» **DESCRIPTION OF THE TASK**
Reproduce the entries in full, with no changes.

» **ENTRIES**
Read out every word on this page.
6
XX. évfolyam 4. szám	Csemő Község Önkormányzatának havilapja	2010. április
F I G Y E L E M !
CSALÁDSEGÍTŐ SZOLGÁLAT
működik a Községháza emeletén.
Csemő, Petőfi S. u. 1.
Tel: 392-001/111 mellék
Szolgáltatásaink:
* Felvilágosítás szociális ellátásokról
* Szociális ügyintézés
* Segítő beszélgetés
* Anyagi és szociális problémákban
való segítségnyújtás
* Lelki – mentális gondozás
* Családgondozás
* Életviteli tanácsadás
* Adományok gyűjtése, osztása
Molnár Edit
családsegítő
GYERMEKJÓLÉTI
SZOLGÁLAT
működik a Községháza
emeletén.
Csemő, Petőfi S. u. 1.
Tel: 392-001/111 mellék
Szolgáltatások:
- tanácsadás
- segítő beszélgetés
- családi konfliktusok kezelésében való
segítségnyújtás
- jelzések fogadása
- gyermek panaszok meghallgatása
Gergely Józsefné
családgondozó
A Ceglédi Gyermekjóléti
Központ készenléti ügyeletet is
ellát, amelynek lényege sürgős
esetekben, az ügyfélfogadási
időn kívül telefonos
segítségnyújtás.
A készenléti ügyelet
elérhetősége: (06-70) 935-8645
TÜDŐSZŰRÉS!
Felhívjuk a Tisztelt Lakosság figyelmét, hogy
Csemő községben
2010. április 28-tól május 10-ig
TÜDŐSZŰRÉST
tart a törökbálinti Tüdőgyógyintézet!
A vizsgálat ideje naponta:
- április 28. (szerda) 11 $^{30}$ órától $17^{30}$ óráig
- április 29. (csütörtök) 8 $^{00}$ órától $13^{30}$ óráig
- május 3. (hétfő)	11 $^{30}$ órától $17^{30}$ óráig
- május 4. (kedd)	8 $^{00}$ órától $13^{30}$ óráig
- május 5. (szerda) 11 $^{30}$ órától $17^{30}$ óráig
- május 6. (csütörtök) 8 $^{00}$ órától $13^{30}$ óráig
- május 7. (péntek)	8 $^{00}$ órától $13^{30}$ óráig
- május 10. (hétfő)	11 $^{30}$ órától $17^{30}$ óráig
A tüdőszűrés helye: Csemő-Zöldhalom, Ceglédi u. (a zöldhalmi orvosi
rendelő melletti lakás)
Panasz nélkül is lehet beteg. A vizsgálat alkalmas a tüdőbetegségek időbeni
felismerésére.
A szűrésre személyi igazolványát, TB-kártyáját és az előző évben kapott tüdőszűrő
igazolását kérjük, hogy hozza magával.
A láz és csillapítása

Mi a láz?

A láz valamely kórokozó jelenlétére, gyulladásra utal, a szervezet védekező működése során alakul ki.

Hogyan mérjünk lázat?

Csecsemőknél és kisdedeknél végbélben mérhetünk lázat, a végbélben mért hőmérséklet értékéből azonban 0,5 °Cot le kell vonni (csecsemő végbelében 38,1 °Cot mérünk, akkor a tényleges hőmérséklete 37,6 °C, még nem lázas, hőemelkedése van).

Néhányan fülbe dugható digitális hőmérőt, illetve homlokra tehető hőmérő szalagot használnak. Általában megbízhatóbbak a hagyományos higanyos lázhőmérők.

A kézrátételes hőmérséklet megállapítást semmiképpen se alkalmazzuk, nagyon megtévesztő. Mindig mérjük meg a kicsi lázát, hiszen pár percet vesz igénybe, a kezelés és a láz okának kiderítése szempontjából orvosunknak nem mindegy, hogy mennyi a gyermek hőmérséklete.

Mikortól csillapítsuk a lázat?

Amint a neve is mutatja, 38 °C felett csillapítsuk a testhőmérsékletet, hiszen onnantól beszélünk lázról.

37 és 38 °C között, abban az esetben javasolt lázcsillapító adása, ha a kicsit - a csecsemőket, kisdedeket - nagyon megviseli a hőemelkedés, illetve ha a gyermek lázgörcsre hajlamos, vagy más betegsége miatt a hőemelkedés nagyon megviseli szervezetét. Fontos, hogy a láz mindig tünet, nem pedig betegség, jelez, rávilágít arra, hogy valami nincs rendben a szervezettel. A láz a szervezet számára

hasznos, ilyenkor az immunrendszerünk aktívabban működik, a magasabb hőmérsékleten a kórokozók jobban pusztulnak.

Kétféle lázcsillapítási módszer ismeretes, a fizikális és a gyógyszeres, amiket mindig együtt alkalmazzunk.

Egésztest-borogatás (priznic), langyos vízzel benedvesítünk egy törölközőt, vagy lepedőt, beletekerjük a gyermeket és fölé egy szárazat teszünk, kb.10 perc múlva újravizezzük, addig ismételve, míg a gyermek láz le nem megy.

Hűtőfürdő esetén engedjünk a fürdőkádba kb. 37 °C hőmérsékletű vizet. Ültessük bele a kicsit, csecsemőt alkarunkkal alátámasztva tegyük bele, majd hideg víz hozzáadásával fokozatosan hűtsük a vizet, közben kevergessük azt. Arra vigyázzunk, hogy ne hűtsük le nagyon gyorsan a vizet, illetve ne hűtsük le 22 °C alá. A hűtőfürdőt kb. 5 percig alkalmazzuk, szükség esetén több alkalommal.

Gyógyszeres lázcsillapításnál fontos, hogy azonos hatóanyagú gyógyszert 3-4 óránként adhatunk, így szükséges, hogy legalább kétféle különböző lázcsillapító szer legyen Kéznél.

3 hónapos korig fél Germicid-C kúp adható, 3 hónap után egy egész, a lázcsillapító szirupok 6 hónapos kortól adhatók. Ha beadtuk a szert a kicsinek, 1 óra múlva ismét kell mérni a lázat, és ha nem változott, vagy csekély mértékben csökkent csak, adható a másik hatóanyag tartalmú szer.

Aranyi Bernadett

» **SOLUTION TO THE PROBLEM**
Read out every word on this page.
6
XX. évfolyam 4. szám	Csemő Község Önkormányzatának havilapja	2010. április
F I G Y E L E M !
CSALÁDSEGÍTŐ SZOLGÁLAT
működik a Községháza emeletén.
Csemő, Petőfi S. u. 1.
Tel: 392-001/111 mellék
Szolgáltatásaink:
* Felvilágosítás szociális ellátásokról
* Szociális ügyintézés
* Segítő beszélgetés
* Anyagi és szociális problémákban
való segítségnyújtás
* Lelki – mentális gondozás
* Családgondozás
* Életviteli tanácsadás
* Adományok gyűjtése, osztása
Molnár Edit
családsegítő
GYERMEKJÓLÉTI
SZOLGÁLAT
működik a Községháza
emeletén.
Csemő, Petőfi S. u. 1.
Tel: 392-001/111 mellék
Szolgáltatások:
- tanácsadás
- segítő beszélgetés
- családi konfliktusok kezelésében való
segítségnyújtás
- jelzések fogadása
- gyermek panaszok meghallgatása
Gergely Józsefné
családgondozó
A Ceglédi Gyermekjóléti
Központ készenléti ügyeletet is
ellát, amelynek lényege sürgős
esetekben, az ügyfélfogadási
időn kívül telefonos
segítségnyújtás.
A készenléti ügyelet
elérhetősége: (06-70) 935-8645
TÜDŐSZŰRÉS!
Felhívjuk a Tisztelt Lakosság figyelmét, hogy
Csemő községben
2010. április 28-tól május 10-ig
TÜDŐSZŰRÉST
tart a törökbálinti Tüdőgyógyintézet!
A vizsgálat ideje naponta:
- április 28. (szerda) 11 $^{30}$ órától $17^{30}$ óráig
- április 29. (csütörtök) 8 $^{00}$ órától $13^{30}$ óráig
- május 3. (hétfő)	11 $^{30}$ órától $17^{30}$ óráig
- május 4. (kedd)	8 $^{00}$ órától $13^{30}$ óráig
- május 5. (szerda) 11 $^{30}$ órától $17^{30}$ óráig
- május 6. (csütörtök) 8 $^{00}$ órától $13^{30}$ óráig
- május 7. (péntek)	8 $^{00}$ órától $13^{30}$ óráig
- május 10. (hétfő)	11 $^{30}$ órától $17^{30}$ óráig
A tüdőszűrés helye: Csemő-Zöldhalom, Ceglédi u. (a zöldhalmi orvosi
rendelő melletti lakás)
Panasz nélkül is lehet beteg. A vizsgálat alkalmas a tüdőbetegségek időbeni
felismerésére.
A szűrésre személyi igazolványát, TB-kártyáját és az előző évben kapott tüdőszűrő
igazolását kérjük, hogy hozza magával.
A láz és csillapítása

Mi a láz?

A láz valamely kórokozó jelenlétére, gyulladásra utal, a szervezet védekező működése során alakul ki.

Hogyan mérjünk lázat?

Csecsemőknél és kisdedeknél végbélben mérhetünk lázat, a végbélben mért hőmérséklet értékéből azonban 0,5 °Cot le kell vonni (csecsemő végbelében 38,1 °Cot mérünk, akkor a tényleges hőmérséklete 37,6 °C, még nem lázas, hőemelkedése van).

Néhányan fülbe dugható digitális hőmérőt, illetve homlokra tehető hőmérő szalagot használnak. Általában megbízhatóbbak a hagyományos higanyos lázhőmérők.

A kézrátételes hőmérséklet megállapítást semmiképpen se alkalmazzuk, nagyon megtévesztő. Mindig mérjük meg a kicsi lázát, hiszen pár percet vesz igénybe, a kezelés és a láz okának kiderítése szempontjából orvosunknak nem mindegy, hogy mennyi a gyermek hőmérséklete.

Mikortól csillapítsuk a lázat?

Amint a neve is mutatja, 38 °C felett csillapítsuk a testhőmérsékletet, hiszen onnantól beszélünk lázról.

37 és 38 °C között, abban az esetben javasolt lázcsillapító adása, ha a kicsit - a csecsemőket, kisdedeket - nagyon megviseli a hőemelkedés, illetve ha a gyermek lázgörcsre hajlamos, vagy más betegsége miatt a hőemelkedés nagyon megviseli szervezetét. Fontos, hogy a láz mindig tünet, nem pedig betegség, jelez, rávilágít arra, hogy valami nincs rendben a szervezettel. A láz a szervezet számára

hasznos, ilyenkor az immunrendszerünk aktívabban működik, a magasabb hőmérsékleten a kórokozók jobban pusztulnak.

Kétféle lázcsillapítási módszer ismeretes, a fizikális és a gyógyszeres, amiket mindig együtt alkalmazzunk.

Egésztest-borogatás (priznic), langyos vízzel benedvesítünk egy törölközőt, vagy lepedőt, beletekerjük a gyermeket és fölé egy szárazat teszünk, kb.10 perc múlva újravizezzük, addig ismételve, míg a gyermek láz le nem megy.

Hűtőfürdő esetén engedjünk a fürdőkádba kb. 37 °C hőmérsékletű vizet. Ültessük bele a kicsit, csecsemőt alkarunkkal alátámasztva tegyük bele, majd hideg víz hozzáadásával fokozatosan hűtsük a vizet, közben kevergessük azt. Arra vigyázzunk, hogy ne hűtsük le nagyon gyorsan a vizet, illetve ne hűtsük le 22 °C alá. A hűtőfürdőt kb. 5 percig alkalmazzuk, szükség esetén több alkalommal.

Gyógyszeres lázcsillapításnál fontos, hogy azonos hatóanyagú gyógyszert 3-4 óránként adhatunk, így szükséges, hogy legalább kétféle különböző lázcsillapító szer legyen Kéznél.

3 hónapos korig fél Germicid-C kúp adható, 3 hónap után egy egész, a lázcsillapító szirupok 6 hónapos kortól adhatók. Ha beadtuk a szert a kicsinek, 1 óra múlva ismét kell mérni a lázat, és ha nem változott, vagy csekély mértékben csökkent csak, adható a másik hatóanyag tartalmú szer.

Aranyi Bernadett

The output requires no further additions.